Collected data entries
-*-

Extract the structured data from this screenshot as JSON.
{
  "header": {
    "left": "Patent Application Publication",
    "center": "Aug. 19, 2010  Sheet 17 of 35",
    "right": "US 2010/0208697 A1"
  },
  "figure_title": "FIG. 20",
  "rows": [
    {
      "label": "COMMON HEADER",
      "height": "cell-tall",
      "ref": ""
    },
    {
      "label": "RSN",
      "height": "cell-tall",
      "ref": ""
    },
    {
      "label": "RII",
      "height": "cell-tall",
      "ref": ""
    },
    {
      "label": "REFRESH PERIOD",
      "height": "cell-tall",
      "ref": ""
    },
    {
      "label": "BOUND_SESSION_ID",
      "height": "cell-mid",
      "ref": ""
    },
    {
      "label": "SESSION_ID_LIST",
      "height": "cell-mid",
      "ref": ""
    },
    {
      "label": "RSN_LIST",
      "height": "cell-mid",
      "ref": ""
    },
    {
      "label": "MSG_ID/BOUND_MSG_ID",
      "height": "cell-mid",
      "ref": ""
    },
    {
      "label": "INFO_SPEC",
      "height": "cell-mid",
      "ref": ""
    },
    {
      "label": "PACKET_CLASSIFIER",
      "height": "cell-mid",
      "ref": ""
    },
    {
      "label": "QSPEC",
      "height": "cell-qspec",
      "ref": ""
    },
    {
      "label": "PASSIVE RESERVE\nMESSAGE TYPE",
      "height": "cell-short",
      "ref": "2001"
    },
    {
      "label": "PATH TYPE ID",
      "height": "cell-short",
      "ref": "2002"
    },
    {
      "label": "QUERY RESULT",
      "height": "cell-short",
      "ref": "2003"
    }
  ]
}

-*-

Task
Write out the listing once more, matching it exactly.

The solution
Extract the structured data from this screenshot as JSON.
{
  "header": {
    "left": "Patent Application Publication",
    "center": "Aug. 19, 2010  Sheet 17 of 35",
    "right": "US 2010/0208697 A1"
  },
  "figure_title": "FIG. 20",
  "rows": [
    {
      "label": "COMMON HEADER",
      "height": "cell-tall",
      "ref": ""
    },
    {
      "label": "RSN",
      "height": "cell-tall",
      "ref": ""
    },
    {
      "label": "RII",
      "height": "cell-tall",
      "ref": ""
    },
    {
      "label": "REFRESH PERIOD",
      "height": "cell-tall",
      "ref": ""
    },
    {
      "label": "BOUND_SESSION_ID",
      "height": "cell-mid",
      "ref": ""
    },
    {
      "label": "SESSION_ID_LIST",
      "height": "cell-mid",
      "ref": ""
    },
    {
      "label": "RSN_LIST",
      "height": "cell-mid",
      "ref": ""
    },
    {
      "label": "MSG_ID/BOUND_MSG_ID",
      "height": "cell-mid",
      "ref": ""
    },
    {
      "label": "INFO_SPEC",
      "height": "cell-mid",
      "ref": ""
    },
    {
      "label": "PACKET_CLASSIFIER",
      "height": "cell-mid",
      "ref": ""
    },
    {
      "label": "QSPEC",
      "height": "cell-qspec",
      "ref": ""
    },
    {
      "label": "PASSIVE RESERVE\nMESSAGE TYPE",
      "height": "cell-short",
      "ref": "2001"
    },
    {
      "label": "PATH TYPE ID",
      "height": "cell-short",
      "ref": "2002"
    },
    {
      "label": "QUERY RESULT",
      "height": "cell-short",
      "ref": "2003"
    }
  ]
}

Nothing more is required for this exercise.